Return only the number of lines holding the word "JSON".

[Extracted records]
################
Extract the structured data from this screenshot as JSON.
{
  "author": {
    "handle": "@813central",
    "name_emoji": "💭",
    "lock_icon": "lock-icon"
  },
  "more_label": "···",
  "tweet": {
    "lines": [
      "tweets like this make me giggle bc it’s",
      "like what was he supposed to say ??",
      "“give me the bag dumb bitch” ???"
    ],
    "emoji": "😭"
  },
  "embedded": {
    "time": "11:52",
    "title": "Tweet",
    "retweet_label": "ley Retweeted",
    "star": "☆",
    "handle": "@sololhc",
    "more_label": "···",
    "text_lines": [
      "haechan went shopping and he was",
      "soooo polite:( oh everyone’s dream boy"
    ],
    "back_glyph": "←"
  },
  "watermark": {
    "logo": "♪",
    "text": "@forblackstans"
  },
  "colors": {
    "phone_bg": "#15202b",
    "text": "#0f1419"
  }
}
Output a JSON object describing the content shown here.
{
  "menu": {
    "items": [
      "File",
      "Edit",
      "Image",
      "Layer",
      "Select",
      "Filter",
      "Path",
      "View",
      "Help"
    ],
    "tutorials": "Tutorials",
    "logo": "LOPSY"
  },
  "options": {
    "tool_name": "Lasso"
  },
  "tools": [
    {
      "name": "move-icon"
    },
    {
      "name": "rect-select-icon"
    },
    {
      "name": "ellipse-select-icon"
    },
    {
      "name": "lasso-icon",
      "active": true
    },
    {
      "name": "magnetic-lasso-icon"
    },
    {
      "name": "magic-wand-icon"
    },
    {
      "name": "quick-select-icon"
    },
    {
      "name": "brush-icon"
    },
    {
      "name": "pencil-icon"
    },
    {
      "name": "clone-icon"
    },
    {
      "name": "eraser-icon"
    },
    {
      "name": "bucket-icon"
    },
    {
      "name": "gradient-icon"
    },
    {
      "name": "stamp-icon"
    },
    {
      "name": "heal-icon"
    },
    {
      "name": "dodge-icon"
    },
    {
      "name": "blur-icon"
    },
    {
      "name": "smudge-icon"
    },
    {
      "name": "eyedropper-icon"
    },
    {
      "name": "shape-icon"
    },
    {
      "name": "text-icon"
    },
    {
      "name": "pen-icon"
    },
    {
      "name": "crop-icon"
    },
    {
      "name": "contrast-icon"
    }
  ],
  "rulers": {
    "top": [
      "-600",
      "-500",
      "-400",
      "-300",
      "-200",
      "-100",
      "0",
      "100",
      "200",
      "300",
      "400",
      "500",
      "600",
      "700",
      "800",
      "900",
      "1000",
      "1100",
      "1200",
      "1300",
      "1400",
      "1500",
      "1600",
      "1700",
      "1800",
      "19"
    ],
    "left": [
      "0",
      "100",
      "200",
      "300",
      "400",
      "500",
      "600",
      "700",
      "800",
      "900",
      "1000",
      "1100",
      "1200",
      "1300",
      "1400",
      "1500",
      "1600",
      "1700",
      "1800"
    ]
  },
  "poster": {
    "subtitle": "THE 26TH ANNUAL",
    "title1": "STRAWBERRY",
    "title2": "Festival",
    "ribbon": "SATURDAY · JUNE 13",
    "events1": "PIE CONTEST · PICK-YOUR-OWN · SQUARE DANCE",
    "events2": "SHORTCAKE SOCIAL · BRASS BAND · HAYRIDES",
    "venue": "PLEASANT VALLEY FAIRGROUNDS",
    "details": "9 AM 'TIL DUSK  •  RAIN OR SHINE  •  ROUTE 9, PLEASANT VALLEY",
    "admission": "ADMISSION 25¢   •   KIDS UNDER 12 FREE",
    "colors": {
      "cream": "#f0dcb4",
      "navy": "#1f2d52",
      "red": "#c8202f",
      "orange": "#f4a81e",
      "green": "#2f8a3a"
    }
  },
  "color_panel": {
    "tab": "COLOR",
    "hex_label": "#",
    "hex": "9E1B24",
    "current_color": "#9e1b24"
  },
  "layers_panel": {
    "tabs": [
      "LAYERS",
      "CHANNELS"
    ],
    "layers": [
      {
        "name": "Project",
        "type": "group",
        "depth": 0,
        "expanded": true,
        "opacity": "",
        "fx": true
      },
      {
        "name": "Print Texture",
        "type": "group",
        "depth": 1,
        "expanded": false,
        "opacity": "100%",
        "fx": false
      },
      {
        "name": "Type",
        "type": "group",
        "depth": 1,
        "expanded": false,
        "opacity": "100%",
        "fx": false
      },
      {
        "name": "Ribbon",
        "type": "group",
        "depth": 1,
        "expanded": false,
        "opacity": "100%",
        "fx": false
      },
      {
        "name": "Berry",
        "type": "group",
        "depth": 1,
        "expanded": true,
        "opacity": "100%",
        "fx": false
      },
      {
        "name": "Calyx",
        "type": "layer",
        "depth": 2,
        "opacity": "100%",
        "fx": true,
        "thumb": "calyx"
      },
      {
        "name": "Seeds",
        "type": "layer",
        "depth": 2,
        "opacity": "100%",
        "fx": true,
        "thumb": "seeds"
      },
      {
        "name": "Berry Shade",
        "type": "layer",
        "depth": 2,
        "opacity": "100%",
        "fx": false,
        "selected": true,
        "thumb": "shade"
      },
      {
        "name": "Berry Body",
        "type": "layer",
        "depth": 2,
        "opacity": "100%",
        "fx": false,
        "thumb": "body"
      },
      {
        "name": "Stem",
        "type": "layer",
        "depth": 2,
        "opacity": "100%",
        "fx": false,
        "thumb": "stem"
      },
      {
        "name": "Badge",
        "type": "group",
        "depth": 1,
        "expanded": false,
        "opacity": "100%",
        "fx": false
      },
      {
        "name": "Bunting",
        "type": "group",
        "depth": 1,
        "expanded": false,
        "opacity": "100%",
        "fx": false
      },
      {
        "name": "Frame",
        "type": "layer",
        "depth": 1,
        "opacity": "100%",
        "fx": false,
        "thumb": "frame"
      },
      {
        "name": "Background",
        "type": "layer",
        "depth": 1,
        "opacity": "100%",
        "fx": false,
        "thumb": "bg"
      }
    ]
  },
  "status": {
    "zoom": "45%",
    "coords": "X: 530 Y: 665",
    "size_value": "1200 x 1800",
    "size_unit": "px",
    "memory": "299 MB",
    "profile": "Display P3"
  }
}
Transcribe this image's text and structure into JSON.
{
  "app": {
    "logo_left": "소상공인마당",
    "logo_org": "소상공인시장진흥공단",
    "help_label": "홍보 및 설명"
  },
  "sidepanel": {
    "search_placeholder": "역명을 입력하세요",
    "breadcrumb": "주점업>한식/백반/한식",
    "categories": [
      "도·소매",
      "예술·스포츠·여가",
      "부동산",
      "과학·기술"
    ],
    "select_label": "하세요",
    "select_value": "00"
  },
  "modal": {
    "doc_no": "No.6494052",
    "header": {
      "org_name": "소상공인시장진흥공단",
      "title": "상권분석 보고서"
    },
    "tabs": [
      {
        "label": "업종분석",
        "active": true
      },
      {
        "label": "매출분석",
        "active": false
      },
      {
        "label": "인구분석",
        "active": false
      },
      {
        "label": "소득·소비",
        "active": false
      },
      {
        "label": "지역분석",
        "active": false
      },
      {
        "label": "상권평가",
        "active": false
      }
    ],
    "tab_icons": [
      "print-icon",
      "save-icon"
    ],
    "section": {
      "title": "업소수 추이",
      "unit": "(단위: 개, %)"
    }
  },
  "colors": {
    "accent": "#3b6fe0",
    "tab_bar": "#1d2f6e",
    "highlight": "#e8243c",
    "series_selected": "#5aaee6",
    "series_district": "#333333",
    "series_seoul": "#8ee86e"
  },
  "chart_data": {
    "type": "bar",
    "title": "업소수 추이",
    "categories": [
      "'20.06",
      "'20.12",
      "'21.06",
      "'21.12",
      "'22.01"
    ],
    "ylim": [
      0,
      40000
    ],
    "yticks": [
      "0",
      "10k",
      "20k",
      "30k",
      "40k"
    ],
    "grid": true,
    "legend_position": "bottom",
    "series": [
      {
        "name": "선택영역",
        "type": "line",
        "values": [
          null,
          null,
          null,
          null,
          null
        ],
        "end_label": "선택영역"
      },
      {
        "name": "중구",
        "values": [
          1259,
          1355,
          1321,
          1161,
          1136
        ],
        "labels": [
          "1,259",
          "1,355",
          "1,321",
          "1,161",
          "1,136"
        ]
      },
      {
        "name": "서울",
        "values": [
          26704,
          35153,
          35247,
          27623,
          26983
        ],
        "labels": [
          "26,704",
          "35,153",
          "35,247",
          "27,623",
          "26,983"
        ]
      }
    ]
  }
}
################
• **EXERCISE ANSWER**
3